▶ [Exercise] Using the data below, gather each line that includes the word "title".

▶ [Extracted entries]
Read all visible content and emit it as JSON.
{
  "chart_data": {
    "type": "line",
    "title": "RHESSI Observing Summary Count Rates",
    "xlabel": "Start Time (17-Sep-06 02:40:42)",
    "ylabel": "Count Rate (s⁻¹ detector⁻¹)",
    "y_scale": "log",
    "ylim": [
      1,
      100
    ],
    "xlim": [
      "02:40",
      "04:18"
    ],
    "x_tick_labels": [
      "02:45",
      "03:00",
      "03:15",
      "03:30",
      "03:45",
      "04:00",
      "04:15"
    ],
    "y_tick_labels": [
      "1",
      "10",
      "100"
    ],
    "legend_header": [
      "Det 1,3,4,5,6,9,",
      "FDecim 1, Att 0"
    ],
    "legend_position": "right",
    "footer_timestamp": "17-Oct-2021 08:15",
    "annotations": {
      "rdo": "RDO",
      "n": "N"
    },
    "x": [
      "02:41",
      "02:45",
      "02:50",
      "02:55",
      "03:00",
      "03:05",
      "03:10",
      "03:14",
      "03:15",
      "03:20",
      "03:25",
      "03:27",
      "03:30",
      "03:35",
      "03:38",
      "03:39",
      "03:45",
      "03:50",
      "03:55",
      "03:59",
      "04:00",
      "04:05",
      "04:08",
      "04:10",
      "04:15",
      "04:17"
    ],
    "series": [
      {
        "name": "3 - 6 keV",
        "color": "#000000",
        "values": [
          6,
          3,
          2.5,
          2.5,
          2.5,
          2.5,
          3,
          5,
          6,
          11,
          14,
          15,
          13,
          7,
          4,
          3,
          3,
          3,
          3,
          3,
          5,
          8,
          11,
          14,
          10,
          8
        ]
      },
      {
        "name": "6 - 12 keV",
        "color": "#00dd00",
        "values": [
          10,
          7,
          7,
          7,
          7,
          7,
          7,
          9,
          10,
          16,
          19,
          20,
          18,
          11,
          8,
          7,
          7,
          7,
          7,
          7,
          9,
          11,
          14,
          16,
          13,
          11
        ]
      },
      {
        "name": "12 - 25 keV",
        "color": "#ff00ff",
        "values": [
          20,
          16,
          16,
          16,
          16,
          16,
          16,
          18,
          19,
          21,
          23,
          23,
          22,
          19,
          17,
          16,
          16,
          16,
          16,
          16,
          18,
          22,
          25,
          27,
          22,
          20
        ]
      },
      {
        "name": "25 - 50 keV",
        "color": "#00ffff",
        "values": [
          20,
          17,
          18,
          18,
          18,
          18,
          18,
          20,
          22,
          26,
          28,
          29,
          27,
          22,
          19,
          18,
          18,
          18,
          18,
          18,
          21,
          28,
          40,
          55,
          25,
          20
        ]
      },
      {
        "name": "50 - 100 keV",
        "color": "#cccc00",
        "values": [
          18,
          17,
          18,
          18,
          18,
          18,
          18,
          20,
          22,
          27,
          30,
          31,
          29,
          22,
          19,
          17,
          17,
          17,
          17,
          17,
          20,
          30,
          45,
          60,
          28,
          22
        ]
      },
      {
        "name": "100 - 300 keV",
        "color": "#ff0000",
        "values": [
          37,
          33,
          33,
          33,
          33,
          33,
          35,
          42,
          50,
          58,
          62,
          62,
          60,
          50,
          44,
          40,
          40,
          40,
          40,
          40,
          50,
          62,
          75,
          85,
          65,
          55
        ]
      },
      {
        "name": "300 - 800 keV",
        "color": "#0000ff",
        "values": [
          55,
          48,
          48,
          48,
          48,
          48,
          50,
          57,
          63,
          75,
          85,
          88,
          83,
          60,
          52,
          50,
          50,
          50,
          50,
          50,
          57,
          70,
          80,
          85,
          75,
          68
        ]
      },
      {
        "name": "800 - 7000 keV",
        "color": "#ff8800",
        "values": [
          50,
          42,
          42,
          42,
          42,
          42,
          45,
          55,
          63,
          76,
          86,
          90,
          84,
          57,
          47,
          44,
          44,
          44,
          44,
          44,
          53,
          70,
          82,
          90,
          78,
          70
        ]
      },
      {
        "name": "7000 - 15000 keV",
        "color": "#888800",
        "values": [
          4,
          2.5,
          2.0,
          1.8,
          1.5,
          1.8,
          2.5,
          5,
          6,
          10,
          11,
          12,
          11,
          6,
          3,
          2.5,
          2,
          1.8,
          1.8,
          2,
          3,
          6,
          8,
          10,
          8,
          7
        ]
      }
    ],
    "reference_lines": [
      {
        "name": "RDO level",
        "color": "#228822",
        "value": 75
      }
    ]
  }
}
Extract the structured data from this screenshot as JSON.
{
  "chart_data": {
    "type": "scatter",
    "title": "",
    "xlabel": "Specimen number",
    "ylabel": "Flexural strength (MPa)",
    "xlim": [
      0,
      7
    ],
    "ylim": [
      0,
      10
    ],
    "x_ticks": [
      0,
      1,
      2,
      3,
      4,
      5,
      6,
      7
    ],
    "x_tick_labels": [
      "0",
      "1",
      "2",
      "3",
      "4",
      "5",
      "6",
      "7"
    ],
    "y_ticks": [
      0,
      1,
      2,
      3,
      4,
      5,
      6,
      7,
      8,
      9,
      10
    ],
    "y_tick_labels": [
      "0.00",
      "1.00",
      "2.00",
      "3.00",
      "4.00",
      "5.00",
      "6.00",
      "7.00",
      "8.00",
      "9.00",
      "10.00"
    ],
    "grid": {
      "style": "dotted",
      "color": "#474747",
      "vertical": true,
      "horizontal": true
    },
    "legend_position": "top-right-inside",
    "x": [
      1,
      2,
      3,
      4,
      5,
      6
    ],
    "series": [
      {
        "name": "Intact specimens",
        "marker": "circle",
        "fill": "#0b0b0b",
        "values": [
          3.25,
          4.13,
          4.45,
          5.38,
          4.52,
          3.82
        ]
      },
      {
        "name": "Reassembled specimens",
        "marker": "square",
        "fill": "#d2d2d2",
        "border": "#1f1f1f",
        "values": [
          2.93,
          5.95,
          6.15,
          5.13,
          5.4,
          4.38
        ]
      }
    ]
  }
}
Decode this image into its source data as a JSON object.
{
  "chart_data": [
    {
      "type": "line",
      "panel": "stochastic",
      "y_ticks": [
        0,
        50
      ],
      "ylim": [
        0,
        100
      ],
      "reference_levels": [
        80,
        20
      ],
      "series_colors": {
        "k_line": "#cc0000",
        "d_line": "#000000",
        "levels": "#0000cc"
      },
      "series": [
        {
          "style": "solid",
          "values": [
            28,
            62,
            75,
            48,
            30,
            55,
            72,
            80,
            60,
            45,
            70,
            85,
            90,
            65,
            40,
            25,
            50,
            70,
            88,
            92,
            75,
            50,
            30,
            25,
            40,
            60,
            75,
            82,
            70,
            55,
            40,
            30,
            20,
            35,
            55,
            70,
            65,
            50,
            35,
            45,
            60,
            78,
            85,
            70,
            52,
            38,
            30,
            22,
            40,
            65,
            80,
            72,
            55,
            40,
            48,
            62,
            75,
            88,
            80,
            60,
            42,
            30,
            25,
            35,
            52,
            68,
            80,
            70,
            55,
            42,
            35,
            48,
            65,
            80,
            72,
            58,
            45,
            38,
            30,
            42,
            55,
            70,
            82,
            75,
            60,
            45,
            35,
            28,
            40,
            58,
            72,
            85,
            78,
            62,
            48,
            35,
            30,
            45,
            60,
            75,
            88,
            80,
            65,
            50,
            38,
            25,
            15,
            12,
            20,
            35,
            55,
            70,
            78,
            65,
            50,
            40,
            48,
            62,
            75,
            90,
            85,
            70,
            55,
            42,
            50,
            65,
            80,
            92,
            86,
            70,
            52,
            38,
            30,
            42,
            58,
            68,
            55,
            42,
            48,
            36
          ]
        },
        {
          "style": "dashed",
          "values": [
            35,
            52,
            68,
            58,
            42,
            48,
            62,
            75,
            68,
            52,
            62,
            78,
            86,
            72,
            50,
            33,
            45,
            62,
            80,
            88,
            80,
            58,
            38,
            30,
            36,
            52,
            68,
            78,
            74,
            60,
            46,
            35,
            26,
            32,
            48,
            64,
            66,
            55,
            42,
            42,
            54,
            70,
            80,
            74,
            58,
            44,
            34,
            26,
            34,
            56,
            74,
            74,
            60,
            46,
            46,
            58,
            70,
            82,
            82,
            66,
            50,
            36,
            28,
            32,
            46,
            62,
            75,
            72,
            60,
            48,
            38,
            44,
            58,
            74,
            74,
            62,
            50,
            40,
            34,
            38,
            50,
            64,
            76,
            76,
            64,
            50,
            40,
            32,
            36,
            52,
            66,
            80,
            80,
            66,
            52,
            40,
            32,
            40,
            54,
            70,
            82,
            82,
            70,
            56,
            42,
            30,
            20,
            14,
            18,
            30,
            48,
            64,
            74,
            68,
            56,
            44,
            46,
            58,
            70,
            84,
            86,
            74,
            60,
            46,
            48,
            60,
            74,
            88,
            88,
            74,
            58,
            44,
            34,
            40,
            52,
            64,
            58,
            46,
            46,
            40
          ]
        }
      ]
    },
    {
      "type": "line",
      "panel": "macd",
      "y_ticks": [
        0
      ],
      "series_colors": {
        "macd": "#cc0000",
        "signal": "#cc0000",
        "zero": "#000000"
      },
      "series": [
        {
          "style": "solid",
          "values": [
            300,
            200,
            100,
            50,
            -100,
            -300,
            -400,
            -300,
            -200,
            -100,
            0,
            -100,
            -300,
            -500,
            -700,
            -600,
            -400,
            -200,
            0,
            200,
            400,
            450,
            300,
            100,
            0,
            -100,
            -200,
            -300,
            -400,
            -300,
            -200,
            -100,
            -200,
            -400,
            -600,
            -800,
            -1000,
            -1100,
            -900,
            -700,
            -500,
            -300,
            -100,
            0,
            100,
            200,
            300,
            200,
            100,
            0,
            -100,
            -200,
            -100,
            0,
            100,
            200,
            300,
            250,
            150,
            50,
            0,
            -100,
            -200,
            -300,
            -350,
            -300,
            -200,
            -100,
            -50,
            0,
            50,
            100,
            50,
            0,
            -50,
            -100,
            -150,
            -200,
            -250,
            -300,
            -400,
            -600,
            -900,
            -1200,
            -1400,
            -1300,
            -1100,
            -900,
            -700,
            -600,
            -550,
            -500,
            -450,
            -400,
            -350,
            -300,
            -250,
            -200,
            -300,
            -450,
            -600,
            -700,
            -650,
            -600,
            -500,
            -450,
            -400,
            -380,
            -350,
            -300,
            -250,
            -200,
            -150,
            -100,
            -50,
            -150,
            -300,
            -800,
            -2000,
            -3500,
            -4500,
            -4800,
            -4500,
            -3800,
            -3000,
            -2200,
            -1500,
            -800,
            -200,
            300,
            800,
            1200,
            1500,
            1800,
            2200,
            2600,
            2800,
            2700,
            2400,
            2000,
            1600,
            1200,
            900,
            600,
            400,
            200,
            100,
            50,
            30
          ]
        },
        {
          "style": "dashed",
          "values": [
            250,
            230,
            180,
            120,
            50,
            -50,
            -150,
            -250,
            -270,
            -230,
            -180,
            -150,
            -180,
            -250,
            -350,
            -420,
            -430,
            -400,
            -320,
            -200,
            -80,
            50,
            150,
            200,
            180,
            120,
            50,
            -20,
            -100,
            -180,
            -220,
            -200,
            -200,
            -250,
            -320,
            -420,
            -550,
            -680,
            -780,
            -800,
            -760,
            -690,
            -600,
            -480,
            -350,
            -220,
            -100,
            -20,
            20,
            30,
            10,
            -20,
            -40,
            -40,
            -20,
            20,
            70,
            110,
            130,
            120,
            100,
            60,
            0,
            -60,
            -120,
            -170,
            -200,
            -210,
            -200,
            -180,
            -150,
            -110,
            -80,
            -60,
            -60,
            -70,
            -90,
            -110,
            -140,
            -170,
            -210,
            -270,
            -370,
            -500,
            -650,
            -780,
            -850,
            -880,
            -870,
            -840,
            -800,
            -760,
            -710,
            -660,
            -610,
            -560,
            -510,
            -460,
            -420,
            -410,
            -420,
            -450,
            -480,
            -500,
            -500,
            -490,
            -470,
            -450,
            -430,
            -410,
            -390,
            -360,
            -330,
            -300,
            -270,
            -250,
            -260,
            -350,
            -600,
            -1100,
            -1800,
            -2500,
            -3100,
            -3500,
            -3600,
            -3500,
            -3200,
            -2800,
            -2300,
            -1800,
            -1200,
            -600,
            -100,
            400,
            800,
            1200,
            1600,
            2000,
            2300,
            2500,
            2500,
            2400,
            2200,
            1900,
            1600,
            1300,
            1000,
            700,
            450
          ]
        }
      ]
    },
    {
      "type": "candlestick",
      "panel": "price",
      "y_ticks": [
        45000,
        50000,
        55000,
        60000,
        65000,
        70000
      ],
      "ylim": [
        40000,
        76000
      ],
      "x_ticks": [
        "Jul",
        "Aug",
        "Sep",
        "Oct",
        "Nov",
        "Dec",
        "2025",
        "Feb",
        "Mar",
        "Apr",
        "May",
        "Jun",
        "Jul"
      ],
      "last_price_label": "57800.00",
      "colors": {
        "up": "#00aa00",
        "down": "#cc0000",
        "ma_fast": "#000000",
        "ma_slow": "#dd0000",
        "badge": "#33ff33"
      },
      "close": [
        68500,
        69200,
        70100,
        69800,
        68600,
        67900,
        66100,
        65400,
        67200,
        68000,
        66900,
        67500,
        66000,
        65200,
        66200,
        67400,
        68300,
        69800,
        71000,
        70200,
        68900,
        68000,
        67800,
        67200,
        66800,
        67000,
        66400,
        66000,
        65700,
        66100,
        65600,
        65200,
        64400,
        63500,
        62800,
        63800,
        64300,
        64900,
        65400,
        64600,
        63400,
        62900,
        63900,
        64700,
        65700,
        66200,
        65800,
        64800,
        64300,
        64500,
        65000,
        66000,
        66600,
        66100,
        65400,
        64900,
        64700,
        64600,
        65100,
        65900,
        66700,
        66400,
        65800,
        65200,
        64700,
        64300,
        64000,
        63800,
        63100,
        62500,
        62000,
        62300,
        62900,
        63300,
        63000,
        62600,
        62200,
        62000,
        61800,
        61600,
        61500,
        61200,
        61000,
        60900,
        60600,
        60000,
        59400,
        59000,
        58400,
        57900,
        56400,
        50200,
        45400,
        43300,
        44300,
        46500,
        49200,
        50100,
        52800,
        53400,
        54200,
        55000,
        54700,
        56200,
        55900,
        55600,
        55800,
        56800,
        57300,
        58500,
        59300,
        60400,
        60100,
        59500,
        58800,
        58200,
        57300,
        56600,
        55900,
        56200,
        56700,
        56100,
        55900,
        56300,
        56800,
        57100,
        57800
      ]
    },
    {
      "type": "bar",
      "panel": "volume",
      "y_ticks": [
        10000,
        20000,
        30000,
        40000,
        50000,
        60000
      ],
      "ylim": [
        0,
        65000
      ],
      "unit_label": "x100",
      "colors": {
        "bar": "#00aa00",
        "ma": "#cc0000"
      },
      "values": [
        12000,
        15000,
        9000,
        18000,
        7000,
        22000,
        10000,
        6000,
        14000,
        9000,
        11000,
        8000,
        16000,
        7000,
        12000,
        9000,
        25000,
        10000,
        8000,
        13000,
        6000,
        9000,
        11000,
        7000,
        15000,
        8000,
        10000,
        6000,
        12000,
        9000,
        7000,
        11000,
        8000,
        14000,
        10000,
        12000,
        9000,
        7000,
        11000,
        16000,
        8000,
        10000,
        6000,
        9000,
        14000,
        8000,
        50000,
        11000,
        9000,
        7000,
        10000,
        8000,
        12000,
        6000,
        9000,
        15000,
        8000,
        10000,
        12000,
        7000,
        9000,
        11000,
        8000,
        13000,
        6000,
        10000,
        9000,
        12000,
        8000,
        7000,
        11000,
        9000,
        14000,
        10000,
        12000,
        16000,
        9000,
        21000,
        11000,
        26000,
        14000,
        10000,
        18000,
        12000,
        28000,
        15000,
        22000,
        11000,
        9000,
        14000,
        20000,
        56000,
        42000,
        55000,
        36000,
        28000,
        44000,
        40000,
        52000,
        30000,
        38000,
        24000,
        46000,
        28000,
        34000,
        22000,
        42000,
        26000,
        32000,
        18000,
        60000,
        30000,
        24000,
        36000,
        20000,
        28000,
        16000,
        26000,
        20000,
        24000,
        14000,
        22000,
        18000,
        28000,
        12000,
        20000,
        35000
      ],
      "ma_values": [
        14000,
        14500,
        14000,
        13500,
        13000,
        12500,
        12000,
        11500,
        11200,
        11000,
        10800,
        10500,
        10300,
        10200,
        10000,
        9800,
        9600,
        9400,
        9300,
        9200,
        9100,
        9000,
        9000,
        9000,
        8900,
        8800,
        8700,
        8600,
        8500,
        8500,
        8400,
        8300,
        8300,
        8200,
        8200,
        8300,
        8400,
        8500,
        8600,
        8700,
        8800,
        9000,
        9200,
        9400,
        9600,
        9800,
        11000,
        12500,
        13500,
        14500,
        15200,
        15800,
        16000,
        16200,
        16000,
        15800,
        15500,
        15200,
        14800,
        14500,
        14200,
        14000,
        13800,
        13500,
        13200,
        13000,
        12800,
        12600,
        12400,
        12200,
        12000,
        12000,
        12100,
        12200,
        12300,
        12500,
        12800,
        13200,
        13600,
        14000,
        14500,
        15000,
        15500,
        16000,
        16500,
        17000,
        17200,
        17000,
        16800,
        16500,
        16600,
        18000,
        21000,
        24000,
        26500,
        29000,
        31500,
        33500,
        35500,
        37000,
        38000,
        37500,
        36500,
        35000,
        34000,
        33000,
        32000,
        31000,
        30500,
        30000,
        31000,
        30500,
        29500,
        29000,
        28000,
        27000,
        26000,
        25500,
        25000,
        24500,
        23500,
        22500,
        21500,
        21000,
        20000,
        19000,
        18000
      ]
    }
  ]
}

▶ [Output]
    "title": "RHESSI Observing Summary Count Rates",
    "title": "",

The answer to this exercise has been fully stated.